> _Problem 1_
Recast the listing below as a Markdown table with columns Row and Line, covering everything from its first line down to the line containing "bonds from Apr", both included. Number each row and leave out blank lines.

> _Page excerpt_

******

13. The apparatus of claim 12 wherein the first value of voltage supplied
to the exposure lamp is about 85 to 75 V.
14. The apparatus of claim 13 wherein the second value of voltage supplied
to the exposure lamp is about 80 to 70 V.
15. The apparatus of claim 12 further including a corona charger for
charging the photosensitive member; and
means for changing a grid voltage of the photosensitive member, the amount
of voltage change being dependent on the placement of the screen in or out
of the optical path.
16. A copying apparatus comprising:
a photosensitive member;
means for applying a surface charge to said photosensitive member;
a screen for placement into and out of an optical path directed to the
photosensitive member;
command means for adjusting the total density of a copied image or specific
color of the copied image; and
control means for controlling the amount of surface charge applied by said
means for applying said surface charge, the amount of surface charge
depending on whether said screen is in or out of said optical path.
17. The apparatus of claim 16 wherein said means for applying a surface
charge is a corona charger.
18. The apparatus of claim 17 wherein the surface charge is controlled by
varying a grid voltage of the corona charger.
19. The apparatus of claim 18 wherein the grid voltage is a first value
when the screen is in the optical path and a second value when the screen
is out of the optical path.
20. A method of improving gradation characteristics of a copied image
produced by a copying machine by changing the development voltage
comprising the steps of:
(a) moving a screen in and out of an optical path, the optical path being
between a copied image and a photosensitive member;
(b) changing the development voltage to a first and second value
respectively with the first value being lower than the second value; and
(c) wherein the development voltage is equal to a value of a surface
voltage minus a value of a development bias voltage and step (b) is
performed by changing at least one of the surface voltage value or the
development bias voltage value.
Description
BACKGROUND OF THE INVENTION
The present invention generally relates to copying apparatuses and more
particularly, to a copying apparatus which is capable of controlling
density of a copied image by retractably projecting into an optical path a
screen for improving gradation characteristics of the copied image.
Generally, in electrophotographic copying apparatuses, it is difficult to
reproduce an image of medium density in the same manner as other image
forming apparatuses such as a printer, etc Conventionally, in the copying
apparatuses, it is known that if a screen having transparent and opaque
portions formed by a pattern of lines, meshes or dots is placed in an
optical path, gradation characteristics of a copied image are remarkably
improved.

******

> _Extracted entries_

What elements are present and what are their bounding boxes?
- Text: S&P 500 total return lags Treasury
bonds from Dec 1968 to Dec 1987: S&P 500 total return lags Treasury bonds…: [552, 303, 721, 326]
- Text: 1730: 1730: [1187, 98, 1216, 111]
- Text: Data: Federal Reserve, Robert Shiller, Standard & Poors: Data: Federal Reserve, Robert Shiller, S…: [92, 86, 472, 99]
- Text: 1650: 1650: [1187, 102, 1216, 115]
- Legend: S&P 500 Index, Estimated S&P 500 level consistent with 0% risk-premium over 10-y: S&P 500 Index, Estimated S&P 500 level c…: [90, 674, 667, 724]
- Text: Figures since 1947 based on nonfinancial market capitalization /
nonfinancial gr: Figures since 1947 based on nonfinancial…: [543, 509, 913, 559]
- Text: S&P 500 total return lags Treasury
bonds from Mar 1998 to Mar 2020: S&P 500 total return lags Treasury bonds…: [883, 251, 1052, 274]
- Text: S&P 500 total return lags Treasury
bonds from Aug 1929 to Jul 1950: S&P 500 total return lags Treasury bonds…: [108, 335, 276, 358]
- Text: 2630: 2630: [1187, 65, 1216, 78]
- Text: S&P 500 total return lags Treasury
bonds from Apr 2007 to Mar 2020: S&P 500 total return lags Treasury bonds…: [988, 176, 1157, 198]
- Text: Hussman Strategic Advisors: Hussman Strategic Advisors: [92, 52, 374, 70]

******

> _Problem 2_
Print everything in the copying apparatus excerpt above from "Description" down to "the copied image.".

> _Problem solution 1_
| Row | Line |
|---|---|
| 1 | What elements are present and what are their bounding boxes? |
| 2 | - Text: S&P 500 total return lags Treasury |
| 3 | bonds from Dec 1968 to Dec 1987: S&P 500 total return lags Treasury bonds…: [552, 303, 721, 326] |
| 4 | - Text: 1730: 1730: [1187, 98, 1216, 111] |
| 5 | - Text: Data: Federal Reserve, Robert Shiller, Standard & Poors: Data: Federal Reserve, Robert Shiller, S…: [92, 86, 472, 99] |
| 6 | - Text: 1650: 1650: [1187, 102, 1216, 115] |
| 7 | - Legend: S&P 500 Index, Estimated S&P 500 level consistent with 0% risk-premium over 10-y: S&P 500 Index, Estimated S&P 500 level c…: [90, 674, 667, 724] |
| 8 | - Text: Figures since 1947 based on nonfinancial market capitalization / |
| 9 | nonfinancial gr: Figures since 1947 based on nonfinancial…: [543, 509, 913, 559] |
| 10 | - Text: S&P 500 total return lags Treasury |
| 11 | bonds from Mar 1998 to Mar 2020: S&P 500 total return lags Treasury bonds…: [883, 251, 1052, 274] |
| 12 | - Text: S&P 500 total return lags Treasury |
| 13 | bonds from Aug 1929 to Jul 1950: S&P 500 total return lags Treasury bonds…: [108, 335, 276, 358] |
| 14 | - Text: 2630: 2630: [1187, 65, 1216, 78] |
| 15 | - Text: S&P 500 total return lags Treasury |
| 16 | bonds from Apr 2007 to Mar 2020: S&P 500 total return lags Treasury bonds…: [988, 176, 1157, 198] |

> _Problem solution 2_
Description
BACKGROUND OF THE INVENTION
The present invention generally relates to copying apparatuses and more
particularly, to a copying apparatus which is capable of controlling
density of a copied image by retractably projecting into an optical path a
screen for improving gradation characteristics of the copied image.